→ Task details: Reproduce every line in the listing that contains the word "name".

→ Input material:
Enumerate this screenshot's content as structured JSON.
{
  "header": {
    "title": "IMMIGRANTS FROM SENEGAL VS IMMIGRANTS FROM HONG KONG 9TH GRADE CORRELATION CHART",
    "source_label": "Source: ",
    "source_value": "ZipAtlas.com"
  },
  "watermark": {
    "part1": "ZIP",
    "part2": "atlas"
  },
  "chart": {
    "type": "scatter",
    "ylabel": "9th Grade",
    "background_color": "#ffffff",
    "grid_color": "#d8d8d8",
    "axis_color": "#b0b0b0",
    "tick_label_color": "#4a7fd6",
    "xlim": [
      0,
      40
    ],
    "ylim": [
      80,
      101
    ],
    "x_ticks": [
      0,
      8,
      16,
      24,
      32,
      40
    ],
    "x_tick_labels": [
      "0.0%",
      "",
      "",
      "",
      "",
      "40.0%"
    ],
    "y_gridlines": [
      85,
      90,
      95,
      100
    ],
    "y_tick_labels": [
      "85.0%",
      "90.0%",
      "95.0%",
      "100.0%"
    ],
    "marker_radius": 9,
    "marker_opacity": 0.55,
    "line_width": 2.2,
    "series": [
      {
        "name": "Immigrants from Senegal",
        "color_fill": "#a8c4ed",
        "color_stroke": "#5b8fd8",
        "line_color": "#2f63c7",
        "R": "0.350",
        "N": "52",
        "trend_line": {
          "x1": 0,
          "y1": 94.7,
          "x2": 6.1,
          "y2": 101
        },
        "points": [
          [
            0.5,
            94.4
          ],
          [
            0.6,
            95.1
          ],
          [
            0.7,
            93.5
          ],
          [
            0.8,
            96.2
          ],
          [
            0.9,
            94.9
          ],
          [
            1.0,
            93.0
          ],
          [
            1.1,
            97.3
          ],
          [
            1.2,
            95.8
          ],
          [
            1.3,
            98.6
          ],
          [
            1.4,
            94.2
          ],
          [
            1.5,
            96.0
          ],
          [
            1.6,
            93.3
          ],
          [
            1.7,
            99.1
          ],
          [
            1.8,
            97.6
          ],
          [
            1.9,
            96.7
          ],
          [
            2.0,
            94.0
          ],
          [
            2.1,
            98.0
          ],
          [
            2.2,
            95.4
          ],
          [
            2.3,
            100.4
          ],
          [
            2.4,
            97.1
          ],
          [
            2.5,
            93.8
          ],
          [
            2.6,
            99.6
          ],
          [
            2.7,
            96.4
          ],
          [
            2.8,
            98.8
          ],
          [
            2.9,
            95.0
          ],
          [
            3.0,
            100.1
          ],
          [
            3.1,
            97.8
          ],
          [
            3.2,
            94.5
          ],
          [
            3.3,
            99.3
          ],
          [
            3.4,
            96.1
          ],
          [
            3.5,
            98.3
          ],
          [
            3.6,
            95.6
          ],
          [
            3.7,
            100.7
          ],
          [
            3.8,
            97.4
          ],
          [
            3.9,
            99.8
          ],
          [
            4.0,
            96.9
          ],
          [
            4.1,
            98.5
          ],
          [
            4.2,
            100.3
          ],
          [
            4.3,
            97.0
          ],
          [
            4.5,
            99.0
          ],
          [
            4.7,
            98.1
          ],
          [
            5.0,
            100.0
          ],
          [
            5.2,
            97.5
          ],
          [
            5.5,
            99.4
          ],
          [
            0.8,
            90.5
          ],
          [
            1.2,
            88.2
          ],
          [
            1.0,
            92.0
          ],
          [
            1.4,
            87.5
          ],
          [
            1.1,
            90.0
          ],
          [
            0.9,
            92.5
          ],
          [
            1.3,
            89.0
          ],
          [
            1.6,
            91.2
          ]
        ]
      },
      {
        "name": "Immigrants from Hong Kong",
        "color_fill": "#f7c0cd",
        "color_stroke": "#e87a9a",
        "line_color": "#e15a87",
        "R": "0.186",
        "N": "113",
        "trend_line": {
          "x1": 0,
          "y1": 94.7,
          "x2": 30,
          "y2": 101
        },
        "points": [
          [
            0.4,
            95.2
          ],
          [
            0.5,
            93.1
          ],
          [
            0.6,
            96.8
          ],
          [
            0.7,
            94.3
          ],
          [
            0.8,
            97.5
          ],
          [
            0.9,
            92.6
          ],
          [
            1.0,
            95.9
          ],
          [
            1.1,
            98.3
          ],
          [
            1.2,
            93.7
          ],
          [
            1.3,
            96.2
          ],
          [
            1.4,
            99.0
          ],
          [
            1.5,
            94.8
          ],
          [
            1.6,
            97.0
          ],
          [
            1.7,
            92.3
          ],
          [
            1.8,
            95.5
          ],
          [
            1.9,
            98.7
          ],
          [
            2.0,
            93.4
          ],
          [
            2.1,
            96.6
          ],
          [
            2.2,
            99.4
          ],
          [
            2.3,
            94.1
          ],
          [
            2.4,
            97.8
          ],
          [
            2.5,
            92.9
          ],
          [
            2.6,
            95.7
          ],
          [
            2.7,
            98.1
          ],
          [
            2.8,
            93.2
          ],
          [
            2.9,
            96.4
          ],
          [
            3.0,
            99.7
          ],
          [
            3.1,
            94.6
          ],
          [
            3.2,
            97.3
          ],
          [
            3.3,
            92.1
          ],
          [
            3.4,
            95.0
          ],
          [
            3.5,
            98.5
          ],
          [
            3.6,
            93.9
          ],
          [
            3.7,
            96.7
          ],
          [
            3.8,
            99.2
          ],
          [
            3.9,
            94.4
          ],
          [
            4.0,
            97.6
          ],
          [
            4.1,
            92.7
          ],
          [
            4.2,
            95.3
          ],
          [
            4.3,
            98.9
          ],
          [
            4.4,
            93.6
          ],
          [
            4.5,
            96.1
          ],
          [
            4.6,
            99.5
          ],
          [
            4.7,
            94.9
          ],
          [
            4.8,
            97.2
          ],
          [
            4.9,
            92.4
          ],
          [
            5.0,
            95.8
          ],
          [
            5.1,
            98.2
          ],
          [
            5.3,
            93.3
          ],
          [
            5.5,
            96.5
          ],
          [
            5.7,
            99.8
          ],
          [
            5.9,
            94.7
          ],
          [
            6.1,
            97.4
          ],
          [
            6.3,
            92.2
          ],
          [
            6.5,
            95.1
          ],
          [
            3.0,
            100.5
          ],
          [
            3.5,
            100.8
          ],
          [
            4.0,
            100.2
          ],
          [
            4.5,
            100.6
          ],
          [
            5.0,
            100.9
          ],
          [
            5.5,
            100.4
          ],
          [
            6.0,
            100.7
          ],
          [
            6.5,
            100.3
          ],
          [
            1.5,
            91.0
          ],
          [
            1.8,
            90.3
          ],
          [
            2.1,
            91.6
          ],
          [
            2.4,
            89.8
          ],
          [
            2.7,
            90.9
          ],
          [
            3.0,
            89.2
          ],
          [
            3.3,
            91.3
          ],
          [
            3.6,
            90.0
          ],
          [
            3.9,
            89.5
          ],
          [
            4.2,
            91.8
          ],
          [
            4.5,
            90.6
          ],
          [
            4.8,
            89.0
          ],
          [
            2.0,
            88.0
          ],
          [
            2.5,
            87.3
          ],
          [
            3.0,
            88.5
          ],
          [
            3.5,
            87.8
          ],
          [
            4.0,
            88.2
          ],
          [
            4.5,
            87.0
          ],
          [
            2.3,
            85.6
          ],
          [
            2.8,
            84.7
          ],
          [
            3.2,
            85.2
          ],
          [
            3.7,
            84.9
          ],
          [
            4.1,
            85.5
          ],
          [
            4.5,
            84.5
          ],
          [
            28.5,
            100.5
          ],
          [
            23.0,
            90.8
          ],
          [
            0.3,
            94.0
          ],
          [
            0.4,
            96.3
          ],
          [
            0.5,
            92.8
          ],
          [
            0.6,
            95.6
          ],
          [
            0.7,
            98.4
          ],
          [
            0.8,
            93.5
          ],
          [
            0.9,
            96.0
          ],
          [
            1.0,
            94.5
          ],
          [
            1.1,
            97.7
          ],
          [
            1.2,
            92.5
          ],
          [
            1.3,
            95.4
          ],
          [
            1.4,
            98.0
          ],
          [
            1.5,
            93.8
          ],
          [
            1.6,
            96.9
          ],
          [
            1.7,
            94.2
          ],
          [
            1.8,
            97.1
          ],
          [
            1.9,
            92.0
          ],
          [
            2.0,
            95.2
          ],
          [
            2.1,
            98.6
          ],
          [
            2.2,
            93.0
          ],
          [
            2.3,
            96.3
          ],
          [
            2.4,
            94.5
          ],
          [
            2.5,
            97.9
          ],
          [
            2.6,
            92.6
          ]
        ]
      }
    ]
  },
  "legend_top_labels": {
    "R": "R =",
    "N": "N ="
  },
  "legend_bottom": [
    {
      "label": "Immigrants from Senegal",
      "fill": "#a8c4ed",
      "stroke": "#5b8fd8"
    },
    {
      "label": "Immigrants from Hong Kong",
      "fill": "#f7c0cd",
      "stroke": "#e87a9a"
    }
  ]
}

→ Correct answer:
        "name": "Immigrants from Senegal",
        "name": "Immigrants from Hong Kong",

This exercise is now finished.